======== Data for this exercise ========
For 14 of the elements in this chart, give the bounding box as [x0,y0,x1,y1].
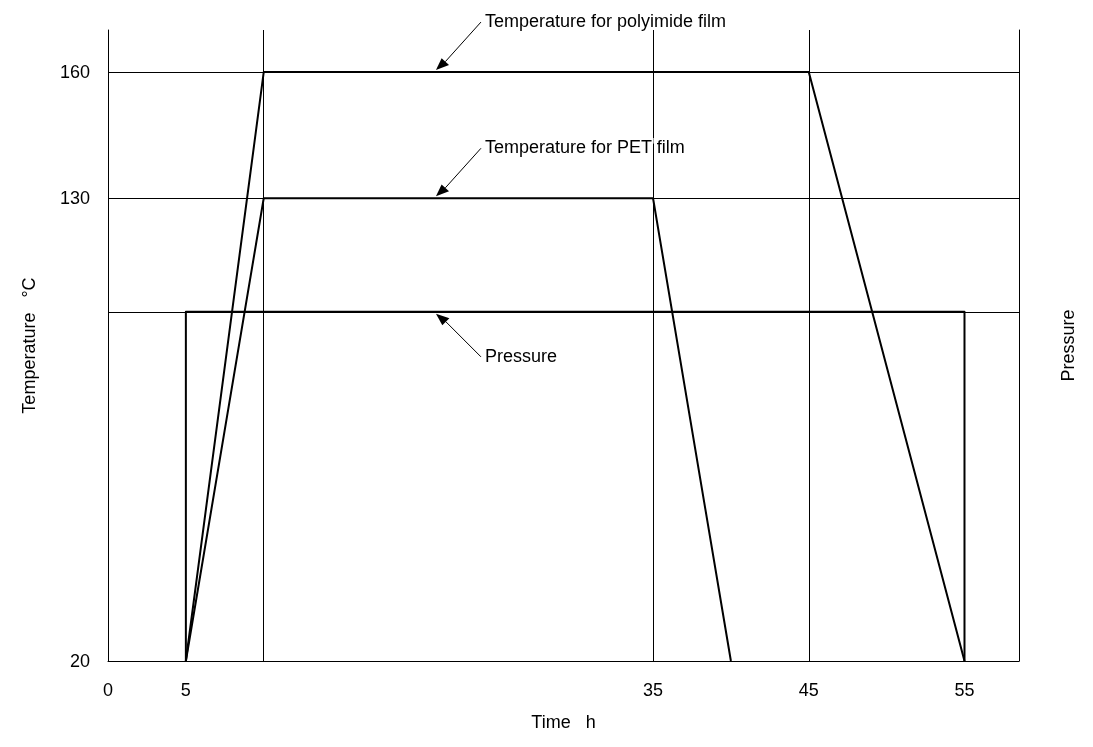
x-tick-label: 5 [180,680,191,700]
y-tick-label: 20 [69,651,90,671]
x-axis-title: Time h [531,712,596,732]
y-axis-title: Temperature °C [19,277,39,414]
series-label: Pressure [484,345,557,366]
y2-axis-title: Pressure [1058,309,1078,382]
y-tick-label: 160 [59,62,90,83]
x-tick-label: 35 [643,680,664,700]
x-tick-label: 45 [798,680,819,700]
y-tick-label: 130 [59,188,90,209]
text: Temperature for PET film [484,137,685,158]
x-tick-label: 55 [954,680,975,700]
text: Temperature for polyimide film [484,10,727,31]
x-tick-label: 0 [102,680,114,700]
========
Work instructions: Put every line of the data above into a Markdown table with the columns "No." and "Entry," numbering the rows in order and leaving out blank lines and pictures.

The result:
| No. | Entry |
|---|---|
| 1 | For 14 of the elements in this chart, give the bounding box as [x0,y0,x1,y1]. |
| 2 | x-tick-label: 5 [180,680,191,700] |
| 3 | y-tick-label: 20 [69,651,90,671] |
| 4 | x-axis-title: Time h [531,712,596,732] |
| 5 | y-axis-title: Temperature °C [19,277,39,414] |
| 6 | series-label: Pressure [484,345,557,366] |
| 7 | y2-axis-title: Pressure [1058,309,1078,382] |
| 8 | y-tick-label: 160 [59,62,90,83] |
| 9 | x-tick-label: 35 [643,680,664,700] |
| 10 | x-tick-label: 45 [798,680,819,700] |
| 11 | y-tick-label: 130 [59,188,90,209] |
| 12 | text: Temperature for PET film [484,137,685,158] |
| 13 | x-tick-label: 55 [954,680,975,700] |
| 14 | text: Temperature for polyimide film [484,10,727,31] |
| 15 | x-tick-label: 0 [102,680,114,700] |